To evaluate provider knowledge, attitudes and barriers to hepatitis B virus (HBV) care and management practices across diverse primary care settings.

Background:

Factors influencing adherence to recommended HBV screening and management guidelines are poorly defined.

Materials and Methods:

Providers across various health care settings in San Francisco were surveyed. Multivariate analyses were used to identify factors associated with recommended HBV screening, vaccination, and disease monitoring.

Results:

Of 277 (41.3%) responding providers, 42% reported performing HBV screening in >50% of at-risk patients, and 49%, HBV vaccination in >50% of eligible patients. Most reported appropriate monitoring of a majority of HBV-infected patients with alanine aminotransferase (79%) and HBV viral load (67%) every 6 to 12 months, but performed any hepatocellular carcinoma screening in 49%. Provider factors significantly associated with HBV screening were speaking an Asian language [odds ratio (OR), 3.27], offering HBV treatment (OR, 3.00), having >25% of Asian patients in practice (OR, 2.10), practicing in safety net settings (OR, 7.51) and having higher barrier score (OR, 0.74). Appropriate HBV monitoring was associated with provider speaking an Asian language (OR, 3.43) and provider age (OR, 0.68/decade). Hepatocellular carcinoma screening was associated with having >25% of patients speaking English as a second language (OR, 4.26) and practicing in safety net settings (OR, 0.14).

Conclusions:

Rates of adherence to HBV guidelines were suboptimal irrespective of practice setting and were influenced by certain provider, patient and practice factors. This study reinforces the importance of engaging primary care providers in development, dissemination, and implementation of evidence-based HBV practice guidelines.
——————————
__About this task__
Reproduce everything from "Providers across various" down to "and disease monitoring." in the abstract on hepatitis B care.

Document layout detection data
——————————
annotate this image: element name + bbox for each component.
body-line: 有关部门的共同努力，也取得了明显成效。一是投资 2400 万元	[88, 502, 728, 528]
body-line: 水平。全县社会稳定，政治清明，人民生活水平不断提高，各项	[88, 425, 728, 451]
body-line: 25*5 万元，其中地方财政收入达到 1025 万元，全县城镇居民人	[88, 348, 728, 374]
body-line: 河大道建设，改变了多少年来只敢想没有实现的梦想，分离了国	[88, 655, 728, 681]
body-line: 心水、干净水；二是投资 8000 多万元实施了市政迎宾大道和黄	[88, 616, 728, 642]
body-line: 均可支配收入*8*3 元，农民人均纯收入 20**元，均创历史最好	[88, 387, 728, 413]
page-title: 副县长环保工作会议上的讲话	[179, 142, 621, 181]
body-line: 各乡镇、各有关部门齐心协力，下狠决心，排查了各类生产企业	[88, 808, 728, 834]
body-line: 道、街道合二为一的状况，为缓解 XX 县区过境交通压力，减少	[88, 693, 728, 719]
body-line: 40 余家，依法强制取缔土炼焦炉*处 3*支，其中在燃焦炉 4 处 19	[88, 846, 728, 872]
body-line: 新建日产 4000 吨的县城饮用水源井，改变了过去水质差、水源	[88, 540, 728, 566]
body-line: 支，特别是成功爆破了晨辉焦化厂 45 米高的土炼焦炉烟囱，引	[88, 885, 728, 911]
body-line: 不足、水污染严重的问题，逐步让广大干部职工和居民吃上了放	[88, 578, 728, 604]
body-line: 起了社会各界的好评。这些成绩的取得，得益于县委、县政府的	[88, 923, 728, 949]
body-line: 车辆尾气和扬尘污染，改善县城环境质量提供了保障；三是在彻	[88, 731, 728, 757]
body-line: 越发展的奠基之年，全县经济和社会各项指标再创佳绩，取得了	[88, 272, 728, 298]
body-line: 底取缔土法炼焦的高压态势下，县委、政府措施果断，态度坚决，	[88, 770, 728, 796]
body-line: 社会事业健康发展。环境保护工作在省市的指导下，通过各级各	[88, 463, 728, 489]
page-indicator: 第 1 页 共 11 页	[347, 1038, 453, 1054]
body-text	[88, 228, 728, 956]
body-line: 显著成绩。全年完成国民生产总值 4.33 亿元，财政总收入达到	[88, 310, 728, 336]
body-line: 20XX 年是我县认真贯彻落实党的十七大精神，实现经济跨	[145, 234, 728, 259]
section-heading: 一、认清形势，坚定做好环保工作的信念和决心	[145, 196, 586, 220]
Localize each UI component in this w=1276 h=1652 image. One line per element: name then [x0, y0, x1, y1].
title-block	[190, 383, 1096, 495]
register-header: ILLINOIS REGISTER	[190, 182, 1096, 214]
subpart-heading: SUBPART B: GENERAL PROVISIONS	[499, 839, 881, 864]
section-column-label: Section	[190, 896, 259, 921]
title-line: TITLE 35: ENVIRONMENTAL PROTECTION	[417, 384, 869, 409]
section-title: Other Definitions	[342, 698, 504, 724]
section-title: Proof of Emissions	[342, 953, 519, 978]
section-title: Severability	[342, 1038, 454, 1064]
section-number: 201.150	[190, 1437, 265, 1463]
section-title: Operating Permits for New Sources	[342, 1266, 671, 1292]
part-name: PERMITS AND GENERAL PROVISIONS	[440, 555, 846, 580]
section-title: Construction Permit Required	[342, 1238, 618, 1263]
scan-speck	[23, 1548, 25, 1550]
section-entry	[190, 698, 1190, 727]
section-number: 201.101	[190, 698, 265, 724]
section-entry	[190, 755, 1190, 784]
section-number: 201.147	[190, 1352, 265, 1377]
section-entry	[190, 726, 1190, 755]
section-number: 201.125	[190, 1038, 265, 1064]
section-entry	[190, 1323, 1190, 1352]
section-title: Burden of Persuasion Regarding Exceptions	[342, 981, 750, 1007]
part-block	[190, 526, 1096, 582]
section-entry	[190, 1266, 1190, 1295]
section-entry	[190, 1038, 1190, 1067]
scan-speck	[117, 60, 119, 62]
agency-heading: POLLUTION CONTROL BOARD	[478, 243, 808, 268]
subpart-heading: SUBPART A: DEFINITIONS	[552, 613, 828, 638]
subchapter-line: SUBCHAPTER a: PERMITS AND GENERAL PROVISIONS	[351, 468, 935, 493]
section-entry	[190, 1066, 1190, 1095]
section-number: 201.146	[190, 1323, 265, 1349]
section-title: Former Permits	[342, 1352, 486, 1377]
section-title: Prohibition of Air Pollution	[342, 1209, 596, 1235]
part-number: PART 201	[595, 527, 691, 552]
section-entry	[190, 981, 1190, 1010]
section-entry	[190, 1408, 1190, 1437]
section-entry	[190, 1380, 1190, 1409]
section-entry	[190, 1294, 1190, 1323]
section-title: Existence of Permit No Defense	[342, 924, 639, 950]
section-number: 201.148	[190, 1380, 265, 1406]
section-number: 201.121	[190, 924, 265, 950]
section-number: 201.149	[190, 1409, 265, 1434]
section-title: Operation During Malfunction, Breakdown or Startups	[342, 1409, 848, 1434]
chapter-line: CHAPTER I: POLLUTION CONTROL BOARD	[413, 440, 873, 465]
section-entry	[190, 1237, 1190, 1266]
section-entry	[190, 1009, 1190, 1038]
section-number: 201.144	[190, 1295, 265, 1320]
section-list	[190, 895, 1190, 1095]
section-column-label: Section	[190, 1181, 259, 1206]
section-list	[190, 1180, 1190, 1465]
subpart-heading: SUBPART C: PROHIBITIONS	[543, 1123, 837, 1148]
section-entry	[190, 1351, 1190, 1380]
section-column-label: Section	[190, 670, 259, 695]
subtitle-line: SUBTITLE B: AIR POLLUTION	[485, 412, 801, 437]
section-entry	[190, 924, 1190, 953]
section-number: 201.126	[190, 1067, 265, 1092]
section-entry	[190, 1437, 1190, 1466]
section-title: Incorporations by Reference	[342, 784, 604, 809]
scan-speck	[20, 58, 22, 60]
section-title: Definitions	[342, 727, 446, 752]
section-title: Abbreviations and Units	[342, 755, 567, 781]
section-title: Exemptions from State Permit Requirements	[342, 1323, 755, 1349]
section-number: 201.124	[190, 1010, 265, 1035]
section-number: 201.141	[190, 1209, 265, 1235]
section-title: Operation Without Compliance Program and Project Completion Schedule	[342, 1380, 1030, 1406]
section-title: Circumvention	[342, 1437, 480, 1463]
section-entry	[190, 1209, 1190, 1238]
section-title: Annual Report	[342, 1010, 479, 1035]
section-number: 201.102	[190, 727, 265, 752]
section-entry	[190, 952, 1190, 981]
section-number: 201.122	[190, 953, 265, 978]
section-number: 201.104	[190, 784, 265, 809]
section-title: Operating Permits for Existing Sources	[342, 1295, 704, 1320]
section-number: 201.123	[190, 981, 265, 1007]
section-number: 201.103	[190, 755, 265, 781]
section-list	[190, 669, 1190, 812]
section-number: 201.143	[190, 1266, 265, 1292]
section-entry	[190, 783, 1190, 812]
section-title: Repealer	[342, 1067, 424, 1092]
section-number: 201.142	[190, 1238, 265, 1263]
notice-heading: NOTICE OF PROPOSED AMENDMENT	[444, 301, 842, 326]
——————————
__Exercise output__
Providers across various health care settings in San Francisco were surveyed. Multivariate analyses were used to identify factors associated with recommended HBV screening, vaccination, and disease monitoring.